Task statement:
All material below is to be reproduced exactly.

(Saved data entries)
** Begin **

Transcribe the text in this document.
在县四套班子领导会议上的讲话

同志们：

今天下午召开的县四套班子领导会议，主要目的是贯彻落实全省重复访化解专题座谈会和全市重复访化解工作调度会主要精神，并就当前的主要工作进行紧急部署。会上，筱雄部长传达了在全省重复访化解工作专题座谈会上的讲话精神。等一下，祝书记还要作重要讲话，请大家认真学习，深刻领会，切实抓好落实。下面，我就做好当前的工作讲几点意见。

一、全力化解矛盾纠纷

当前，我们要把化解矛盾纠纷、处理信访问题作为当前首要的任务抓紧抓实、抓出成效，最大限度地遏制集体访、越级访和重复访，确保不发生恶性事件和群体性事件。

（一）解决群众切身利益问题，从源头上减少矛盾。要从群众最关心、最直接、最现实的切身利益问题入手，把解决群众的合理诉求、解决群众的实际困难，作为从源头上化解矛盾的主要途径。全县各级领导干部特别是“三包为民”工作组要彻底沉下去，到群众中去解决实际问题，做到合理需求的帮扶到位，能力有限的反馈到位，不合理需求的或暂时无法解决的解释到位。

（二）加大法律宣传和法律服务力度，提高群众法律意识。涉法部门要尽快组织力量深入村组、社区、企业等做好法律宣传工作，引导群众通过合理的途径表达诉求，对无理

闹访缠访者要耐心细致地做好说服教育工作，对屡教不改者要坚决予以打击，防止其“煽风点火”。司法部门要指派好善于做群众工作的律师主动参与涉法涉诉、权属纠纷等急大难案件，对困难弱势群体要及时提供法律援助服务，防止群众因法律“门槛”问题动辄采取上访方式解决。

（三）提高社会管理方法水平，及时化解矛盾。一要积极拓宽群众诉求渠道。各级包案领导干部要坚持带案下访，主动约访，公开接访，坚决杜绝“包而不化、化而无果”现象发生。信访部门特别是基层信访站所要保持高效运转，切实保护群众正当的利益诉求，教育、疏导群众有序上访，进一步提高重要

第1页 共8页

** End **

Task solution:
Transcribe the text in this document.
在县四套班子领导会议上的讲话

同志们：

今天下午召开的县四套班子领导会议，主要目的是贯彻落实全省重复访化解专题座谈会和全市重复访化解工作调度会主要精神，并就当前的主要工作进行紧急部署。会上，筱雄部长传达了在全省重复访化解工作专题座谈会上的讲话精神。等一下，祝书记还要作重要讲话，请大家认真学习，深刻领会，切实抓好落实。下面，我就做好当前的工作讲几点意见。

一、全力化解矛盾纠纷

当前，我们要把化解矛盾纠纷、处理信访问题作为当前首要的任务抓紧抓实、抓出成效，最大限度地遏制集体访、越级访和重复访，确保不发生恶性事件和群体性事件。

（一）解决群众切身利益问题，从源头上减少矛盾。要从群众最关心、最直接、最现实的切身利益问题入手，把解决群众的合理诉求、解决群众的实际困难，作为从源头上化解矛盾的主要途径。全县各级领导干部特别是“三包为民”工作组要彻底沉下去，到群众中去解决实际问题，做到合理需求的帮扶到位，能力有限的反馈到位，不合理需求的或暂时无法解决的解释到位。

（二）加大法律宣传和法律服务力度，提高群众法律意识。涉法部门要尽快组织力量深入村组、社区、企业等做好法律宣传工作，引导群众通过合理的途径表达诉求，对无理

闹访缠访者要耐心细致地做好说服教育工作，对屡教不改者要坚决予以打击，防止其“煽风点火”。司法部门要指派好善于做群众工作的律师主动参与涉法涉诉、权属纠纷等急大难案件，对困难弱势群体要及时提供法律援助服务，防止群众因法律“门槛”问题动辄采取上访方式解决。

（三）提高社会管理方法水平，及时化解矛盾。一要积极拓宽群众诉求渠道。各级包案领导干部要坚持带案下访，主动约访，公开接访，坚决杜绝“包而不化、化而无果”现象发生。信访部门特别是基层信访站所要保持高效运转，切实保护群众正当的利益诉求，教育、疏导群众有序上访，进一步提高重要

第1页 共8页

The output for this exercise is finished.